DOCUMENT TEXT:
# AQHA Stallion Critique



## phoenmoon (Jan 6, 2013)

What do you think of him for breeding?


----------



## DraftyAiresMum (Jun 1, 2011)

Now, to me, THAT is a stallion worth breeding to. I'm hard-pressed to really find anything negative about him. I would like to see him standing completely square without the distracting background.
_Posted via Mobile Device_


----------



## goneriding (Jun 6, 2011)

Not to sound picky but there is something odd with his right hock, out of the plum line but his left one is within the plum line.


----------



## Annanoel (Mar 29, 2011)

Wow, even with only those two pictures he is GORGEOUS. Can I just steal him please? I'm with drafty I would really love to see some bigger pictures, with him squared up and more angles!


----------



## DraftyAiresMum (Jun 1, 2011)

goneriding said:


> Not to sound picky but there is something odd with his right hock, out of the plum line but his left one is within the plum line.


All I'm seeing is that he's not standing absolutely square, but rather his hind legs are stretched a little. Not camped out, but like he was taking a step and hadn't come to square (not sure if that makes sense).
_Posted via Mobile Device_


----------



## goneriding (Jun 6, 2011)

His left is stretched out and his right is more in/squared which his hock should not be so out of line.


----------



## tinyliny (Oct 31, 2009)

I see what you are talking about in the rear view photo. Maybe it's just how is pivoting of that right rear foot? 
He is quite delicious.


----------



## fadedbluejean (Sep 22, 2012)

GIVEN EXERCISE 1: Echo the part of the stallion critique thread that opens with the words containing "Now, to me, THAT" and closes with "the distracting background.".

DATASET:
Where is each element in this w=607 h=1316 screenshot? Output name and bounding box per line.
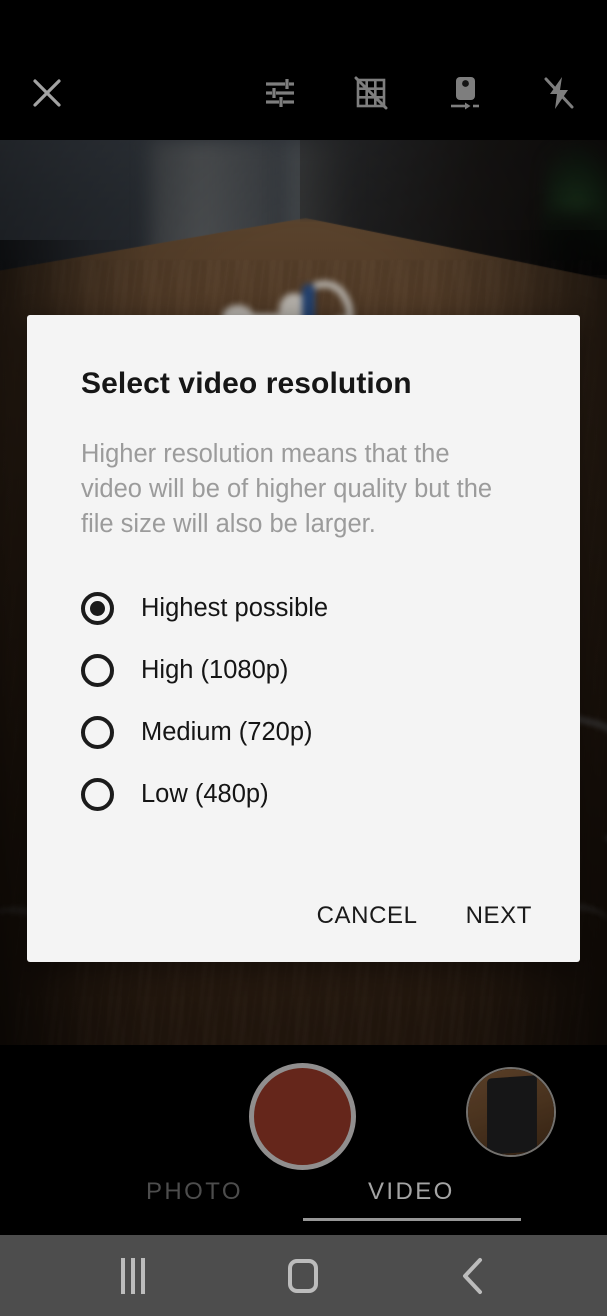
option-highest-possible[interactable]: Highest possible	[81, 577, 541, 639]
option-medium-720p[interactable]: Medium (720p)	[81, 701, 541, 763]
dialog-message: Higher resolution means that the video w…	[81, 440, 493, 538]
radio-icon[interactable]	[81, 777, 114, 811]
dialog-actions: CANCEL NEXT	[315, 896, 534, 936]
video-resolution-dialog: Select video resolution Higher resolutio…	[27, 315, 580, 962]
option-label: High (1080p)	[141, 655, 289, 684]
option-label: Low (480p)	[141, 779, 269, 808]
option-high-1080p[interactable]: High (1080p)	[81, 639, 541, 701]
cancel-button[interactable]: CANCEL	[315, 896, 420, 936]
camera-screen: Select video resolution Higher resolutio…	[0, 0, 607, 1316]
resolution-option-list: Highest possible High (1080p) Medium (72…	[81, 577, 541, 825]
dialog-title: Select video resolution	[81, 367, 412, 400]
option-low-480p[interactable]: Low (480p)	[81, 763, 541, 825]
radio-icon[interactable]	[81, 653, 114, 687]
option-label: Highest possible	[141, 593, 329, 622]
radio-icon[interactable]	[81, 715, 114, 749]
next-button[interactable]: NEXT	[464, 896, 534, 936]
option-label: Medium (720p)	[141, 717, 313, 746]
radio-icon-selected[interactable]	[81, 591, 114, 625]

GIVEN EXERCISE 2: In the entries, duplicate word for word the part that opens with the line containing "577, 541, 639]" and closes with the line containing "camera-screen: Select video", including both of those lines.

EXERCISE ANSWER 1:
Now, to me, THAT is a stallion worth breeding to. I'm hard-pressed to really find anything negative about him. I would like to see him standing completely square without the distracting background.

EXERCISE ANSWER 2:
option-highest-possible[interactable]: Highest possible	[81, 577, 541, 639]
option-medium-720p[interactable]: Medium (720p)	[81, 701, 541, 763]
dialog-message: Higher resolution means that the video w…	[81, 440, 493, 538]
radio-icon[interactable]	[81, 777, 114, 811]
dialog-actions: CANCEL NEXT	[315, 896, 534, 936]
video-resolution-dialog: Select video resolution Higher resolutio…	[27, 315, 580, 962]
option-label: High (1080p)	[141, 655, 289, 684]
option-label: Low (480p)	[141, 779, 269, 808]
option-high-1080p[interactable]: High (1080p)	[81, 639, 541, 701]
cancel-button[interactable]: CANCEL	[315, 896, 420, 936]
camera-screen: Select video resolution Higher resolutio…	[0, 0, 607, 1316]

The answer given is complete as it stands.